▶ Records provided:
########
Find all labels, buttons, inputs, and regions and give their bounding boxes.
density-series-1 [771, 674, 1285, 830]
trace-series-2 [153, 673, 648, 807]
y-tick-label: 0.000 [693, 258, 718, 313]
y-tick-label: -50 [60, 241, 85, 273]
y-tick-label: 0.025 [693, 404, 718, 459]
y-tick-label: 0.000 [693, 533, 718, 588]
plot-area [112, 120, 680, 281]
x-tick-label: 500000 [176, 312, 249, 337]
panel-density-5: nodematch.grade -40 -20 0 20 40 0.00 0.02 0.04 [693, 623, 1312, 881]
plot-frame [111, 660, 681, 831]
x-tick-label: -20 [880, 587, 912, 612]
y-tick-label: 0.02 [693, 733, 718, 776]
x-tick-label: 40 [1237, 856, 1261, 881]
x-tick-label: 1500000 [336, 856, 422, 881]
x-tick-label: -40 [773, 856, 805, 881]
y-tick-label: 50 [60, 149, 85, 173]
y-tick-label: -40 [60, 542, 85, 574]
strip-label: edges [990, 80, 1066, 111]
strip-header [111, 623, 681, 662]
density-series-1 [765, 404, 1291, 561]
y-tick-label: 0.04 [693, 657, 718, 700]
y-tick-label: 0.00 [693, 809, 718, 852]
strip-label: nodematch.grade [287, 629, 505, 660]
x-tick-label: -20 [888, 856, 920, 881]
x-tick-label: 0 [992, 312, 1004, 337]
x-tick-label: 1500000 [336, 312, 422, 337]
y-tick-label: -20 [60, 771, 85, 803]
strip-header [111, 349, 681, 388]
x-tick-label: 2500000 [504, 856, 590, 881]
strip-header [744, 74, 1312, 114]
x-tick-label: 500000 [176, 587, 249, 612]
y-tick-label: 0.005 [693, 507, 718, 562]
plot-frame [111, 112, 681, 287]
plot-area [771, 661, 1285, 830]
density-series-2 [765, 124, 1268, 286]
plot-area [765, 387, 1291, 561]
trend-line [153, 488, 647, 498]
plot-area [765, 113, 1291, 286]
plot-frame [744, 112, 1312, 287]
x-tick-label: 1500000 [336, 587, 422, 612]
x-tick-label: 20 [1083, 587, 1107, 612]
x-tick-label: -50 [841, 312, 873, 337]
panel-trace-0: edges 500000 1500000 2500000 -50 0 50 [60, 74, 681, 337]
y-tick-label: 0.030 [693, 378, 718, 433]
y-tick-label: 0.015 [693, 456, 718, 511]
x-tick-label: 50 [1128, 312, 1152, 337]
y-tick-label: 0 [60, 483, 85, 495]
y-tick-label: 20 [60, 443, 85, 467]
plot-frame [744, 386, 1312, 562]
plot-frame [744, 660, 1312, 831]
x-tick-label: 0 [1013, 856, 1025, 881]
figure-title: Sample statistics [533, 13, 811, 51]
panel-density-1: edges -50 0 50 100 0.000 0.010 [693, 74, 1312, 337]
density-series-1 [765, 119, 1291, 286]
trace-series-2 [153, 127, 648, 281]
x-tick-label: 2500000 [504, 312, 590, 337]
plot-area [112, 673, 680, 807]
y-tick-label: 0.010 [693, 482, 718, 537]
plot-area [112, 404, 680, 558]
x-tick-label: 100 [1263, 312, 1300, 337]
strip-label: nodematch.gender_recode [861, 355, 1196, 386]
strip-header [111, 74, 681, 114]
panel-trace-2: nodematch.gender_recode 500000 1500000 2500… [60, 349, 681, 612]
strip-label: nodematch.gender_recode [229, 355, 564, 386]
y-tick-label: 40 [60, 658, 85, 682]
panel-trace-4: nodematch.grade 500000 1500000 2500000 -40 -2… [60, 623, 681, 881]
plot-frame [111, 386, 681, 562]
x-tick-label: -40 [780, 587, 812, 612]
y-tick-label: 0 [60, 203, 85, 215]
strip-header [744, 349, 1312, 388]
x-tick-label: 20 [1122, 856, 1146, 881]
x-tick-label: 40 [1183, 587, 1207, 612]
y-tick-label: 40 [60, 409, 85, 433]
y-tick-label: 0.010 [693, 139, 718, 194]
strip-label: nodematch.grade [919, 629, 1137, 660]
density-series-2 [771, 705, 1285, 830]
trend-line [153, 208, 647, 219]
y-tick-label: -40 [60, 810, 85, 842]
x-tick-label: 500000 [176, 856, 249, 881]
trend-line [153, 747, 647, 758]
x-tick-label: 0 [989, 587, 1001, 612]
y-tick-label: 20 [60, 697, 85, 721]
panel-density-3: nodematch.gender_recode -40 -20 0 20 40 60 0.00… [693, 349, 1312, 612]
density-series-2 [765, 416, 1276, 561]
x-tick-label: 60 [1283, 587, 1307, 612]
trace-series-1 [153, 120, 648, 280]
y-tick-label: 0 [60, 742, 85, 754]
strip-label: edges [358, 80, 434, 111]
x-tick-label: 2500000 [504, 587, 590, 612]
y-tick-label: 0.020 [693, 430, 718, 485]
########
▶ Exercise prompt: Reproduce every line above verbatim, in the same order, with no changes.

▶ Expected output:
Find all labels, buttons, inputs, and regions and give their bounding boxes.
density-series-1 [771, 674, 1285, 830]
trace-series-2 [153, 673, 648, 807]
y-tick-label: 0.000 [693, 258, 718, 313]
y-tick-label: -50 [60, 241, 85, 273]
y-tick-label: 0.025 [693, 404, 718, 459]
y-tick-label: 0.000 [693, 533, 718, 588]
plot-area [112, 120, 680, 281]
x-tick-label: 500000 [176, 312, 249, 337]
panel-density-5: nodematch.grade -40 -20 0 20 40 0.00 0.02 0.04 [693, 623, 1312, 881]
plot-frame [111, 660, 681, 831]
x-tick-label: -20 [880, 587, 912, 612]
y-tick-label: 0.02 [693, 733, 718, 776]
x-tick-label: 40 [1237, 856, 1261, 881]
x-tick-label: 1500000 [336, 856, 422, 881]
x-tick-label: -40 [773, 856, 805, 881]
y-tick-label: 50 [60, 149, 85, 173]
y-tick-label: -40 [60, 542, 85, 574]
strip-label: edges [990, 80, 1066, 111]
strip-header [111, 623, 681, 662]
density-series-1 [765, 404, 1291, 561]
y-tick-label: 0.04 [693, 657, 718, 700]
y-tick-label: 0.00 [693, 809, 718, 852]
strip-label: nodematch.grade [287, 629, 505, 660]
x-tick-label: -20 [888, 856, 920, 881]
x-tick-label: 0 [992, 312, 1004, 337]
x-tick-label: 1500000 [336, 312, 422, 337]
y-tick-label: -20 [60, 771, 85, 803]
strip-header [111, 349, 681, 388]
x-tick-label: 2500000 [504, 856, 590, 881]
strip-header [744, 74, 1312, 114]
x-tick-label: 500000 [176, 587, 249, 612]
y-tick-label: 0.005 [693, 507, 718, 562]
plot-frame [111, 112, 681, 287]
plot-area [771, 661, 1285, 830]
density-series-2 [765, 124, 1268, 286]
plot-area [765, 387, 1291, 561]
trend-line [153, 488, 647, 498]
plot-area [765, 113, 1291, 286]
plot-frame [744, 112, 1312, 287]
x-tick-label: 1500000 [336, 587, 422, 612]
x-tick-label: 20 [1083, 587, 1107, 612]
x-tick-label: -50 [841, 312, 873, 337]
panel-trace-0: edges 500000 1500000 2500000 -50 0 50 [60, 74, 681, 337]
y-tick-label: 0.030 [693, 378, 718, 433]
y-tick-label: 0.015 [693, 456, 718, 511]
x-tick-label: 50 [1128, 312, 1152, 337]
y-tick-label: 0 [60, 483, 85, 495]
y-tick-label: 20 [60, 443, 85, 467]
plot-frame [744, 386, 1312, 562]
plot-frame [744, 660, 1312, 831]
x-tick-label: 0 [1013, 856, 1025, 881]
figure-title: Sample statistics [533, 13, 811, 51]
panel-density-1: edges -50 0 50 100 0.000 0.010 [693, 74, 1312, 337]
density-series-1 [765, 119, 1291, 286]
trace-series-2 [153, 127, 648, 281]
x-tick-label: 2500000 [504, 312, 590, 337]
plot-area [112, 673, 680, 807]
y-tick-label: 0.010 [693, 482, 718, 537]
plot-area [112, 404, 680, 558]
x-tick-label: 100 [1263, 312, 1300, 337]
strip-label: nodematch.gender_recode [861, 355, 1196, 386]
strip-header [111, 74, 681, 114]
panel-trace-2: nodematch.gender_recode 500000 1500000 2500… [60, 349, 681, 612]
strip-label: nodematch.gender_recode [229, 355, 564, 386]
y-tick-label: 40 [60, 658, 85, 682]
panel-trace-4: nodematch.grade 500000 1500000 2500000 -40 -2… [60, 623, 681, 881]
plot-frame [111, 386, 681, 562]
x-tick-label: -40 [780, 587, 812, 612]
y-tick-label: 0 [60, 203, 85, 215]
strip-header [744, 349, 1312, 388]
x-tick-label: 20 [1122, 856, 1146, 881]
x-tick-label: 40 [1183, 587, 1207, 612]
y-tick-label: 40 [60, 409, 85, 433]
y-tick-label: 0.010 [693, 139, 718, 194]
strip-label: nodematch.grade [919, 629, 1137, 660]
density-series-2 [771, 705, 1285, 830]
trend-line [153, 208, 647, 219]
y-tick-label: -40 [60, 810, 85, 842]
x-tick-label: 500000 [176, 856, 249, 881]
trend-line [153, 747, 647, 758]
x-tick-label: 0 [989, 587, 1001, 612]
y-tick-label: 20 [60, 697, 85, 721]
panel-density-3: nodematch.gender_recode -40 -20 0 20 40 60 0.00… [693, 349, 1312, 612]
density-series-2 [765, 416, 1276, 561]
x-tick-label: 60 [1283, 587, 1307, 612]
trace-series-1 [153, 120, 648, 280]
y-tick-label: 0 [60, 742, 85, 754]
strip-label: edges [358, 80, 434, 111]
x-tick-label: 2500000 [504, 587, 590, 612]
y-tick-label: 0.020 [693, 430, 718, 485]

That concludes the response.